Stored items
[Start]
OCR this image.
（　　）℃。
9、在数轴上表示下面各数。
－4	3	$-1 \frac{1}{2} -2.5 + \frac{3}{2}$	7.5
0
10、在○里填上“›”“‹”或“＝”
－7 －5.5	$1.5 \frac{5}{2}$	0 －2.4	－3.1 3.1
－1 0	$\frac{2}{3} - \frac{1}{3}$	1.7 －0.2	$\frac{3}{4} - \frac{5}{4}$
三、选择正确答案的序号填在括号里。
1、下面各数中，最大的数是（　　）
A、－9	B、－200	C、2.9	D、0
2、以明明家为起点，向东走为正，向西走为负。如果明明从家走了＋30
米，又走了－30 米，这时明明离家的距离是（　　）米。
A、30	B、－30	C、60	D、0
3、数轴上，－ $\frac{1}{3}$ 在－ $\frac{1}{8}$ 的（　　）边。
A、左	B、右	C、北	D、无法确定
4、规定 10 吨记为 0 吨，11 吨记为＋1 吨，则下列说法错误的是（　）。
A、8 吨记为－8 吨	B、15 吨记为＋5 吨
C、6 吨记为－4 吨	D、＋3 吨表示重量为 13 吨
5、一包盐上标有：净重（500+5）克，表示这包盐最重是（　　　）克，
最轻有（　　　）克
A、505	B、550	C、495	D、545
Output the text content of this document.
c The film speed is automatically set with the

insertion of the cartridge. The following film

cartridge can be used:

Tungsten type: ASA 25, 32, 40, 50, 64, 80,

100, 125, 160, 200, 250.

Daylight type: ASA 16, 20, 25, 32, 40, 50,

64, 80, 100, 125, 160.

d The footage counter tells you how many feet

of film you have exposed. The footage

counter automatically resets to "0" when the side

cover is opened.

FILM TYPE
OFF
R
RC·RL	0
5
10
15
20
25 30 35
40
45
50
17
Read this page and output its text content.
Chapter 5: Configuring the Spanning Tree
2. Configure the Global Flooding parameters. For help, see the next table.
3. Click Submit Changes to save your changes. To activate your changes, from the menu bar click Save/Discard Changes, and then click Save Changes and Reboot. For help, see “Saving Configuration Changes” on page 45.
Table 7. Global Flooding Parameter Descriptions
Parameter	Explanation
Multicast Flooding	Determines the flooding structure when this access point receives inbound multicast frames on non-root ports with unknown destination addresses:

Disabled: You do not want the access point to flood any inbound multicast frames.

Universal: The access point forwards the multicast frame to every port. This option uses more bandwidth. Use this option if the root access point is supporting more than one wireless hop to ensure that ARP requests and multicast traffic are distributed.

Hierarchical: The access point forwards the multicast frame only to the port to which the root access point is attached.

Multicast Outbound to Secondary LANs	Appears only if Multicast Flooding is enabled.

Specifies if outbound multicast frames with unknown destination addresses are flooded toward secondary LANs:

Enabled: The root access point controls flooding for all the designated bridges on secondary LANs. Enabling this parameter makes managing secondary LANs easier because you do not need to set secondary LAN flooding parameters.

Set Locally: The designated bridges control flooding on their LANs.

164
[End]
TASK DESCRIPTION ▸ Output the records above in their entirety, exactly.

TASK RESPONSE ▸
OCR this image.
（　　）℃。
9、在数轴上表示下面各数。
－4	3	$-1 \frac{1}{2} -2.5 + \frac{3}{2}$	7.5
0
10、在○里填上“›”“‹”或“＝”
－7 －5.5	$1.5 \frac{5}{2}$	0 －2.4	－3.1 3.1
－1 0	$\frac{2}{3} - \frac{1}{3}$	1.7 －0.2	$\frac{3}{4} - \frac{5}{4}$
三、选择正确答案的序号填在括号里。
1、下面各数中，最大的数是（　　）
A、－9	B、－200	C、2.9	D、0
2、以明明家为起点，向东走为正，向西走为负。如果明明从家走了＋30
米，又走了－30 米，这时明明离家的距离是（　　）米。
A、30	B、－30	C、60	D、0
3、数轴上，－ $\frac{1}{3}$ 在－ $\frac{1}{8}$ 的（　　）边。
A、左	B、右	C、北	D、无法确定
4、规定 10 吨记为 0 吨，11 吨记为＋1 吨，则下列说法错误的是（　）。
A、8 吨记为－8 吨	B、15 吨记为＋5 吨
C、6 吨记为－4 吨	D、＋3 吨表示重量为 13 吨
5、一包盐上标有：净重（500+5）克，表示这包盐最重是（　　　）克，
最轻有（　　　）克
A、505	B、550	C、495	D、545
Output the text content of this document.
c The film speed is automatically set with the

insertion of the cartridge. The following film

cartridge can be used:

Tungsten type: ASA 25, 32, 40, 50, 64, 80,

100, 125, 160, 200, 250.

Daylight type: ASA 16, 20, 25, 32, 40, 50,

64, 80, 100, 125, 160.

d The footage counter tells you how many feet

of film you have exposed. The footage

counter automatically resets to "0" when the side

cover is opened.

FILM TYPE
OFF
R
RC·RL	0
5
10
15
20
25 30 35
40
45
50
17
Read this page and output its text content.
Chapter 5: Configuring the Spanning Tree
2. Configure the Global Flooding parameters. For help, see the next table.
3. Click Submit Changes to save your changes. To activate your changes, from the menu bar click Save/Discard Changes, and then click Save Changes and Reboot. For help, see “Saving Configuration Changes” on page 45.
Table 7. Global Flooding Parameter Descriptions
Parameter	Explanation
Multicast Flooding	Determines the flooding structure when this access point receives inbound multicast frames on non-root ports with unknown destination addresses:

Disabled: You do not want the access point to flood any inbound multicast frames.

Universal: The access point forwards the multicast frame to every port. This option uses more bandwidth. Use this option if the root access point is supporting more than one wireless hop to ensure that ARP requests and multicast traffic are distributed.

Hierarchical: The access point forwards the multicast frame only to the port to which the root access point is attached.

Multicast Outbound to Secondary LANs	Appears only if Multicast Flooding is enabled.

Specifies if outbound multicast frames with unknown destination addresses are flooded toward secondary LANs:

Enabled: The root access point controls flooding for all the designated bridges on secondary LANs. Enabling this parameter makes managing secondary LANs easier because you do not need to set secondary LAN flooding parameters.

Set Locally: The designated bridges control flooding on their LANs.

164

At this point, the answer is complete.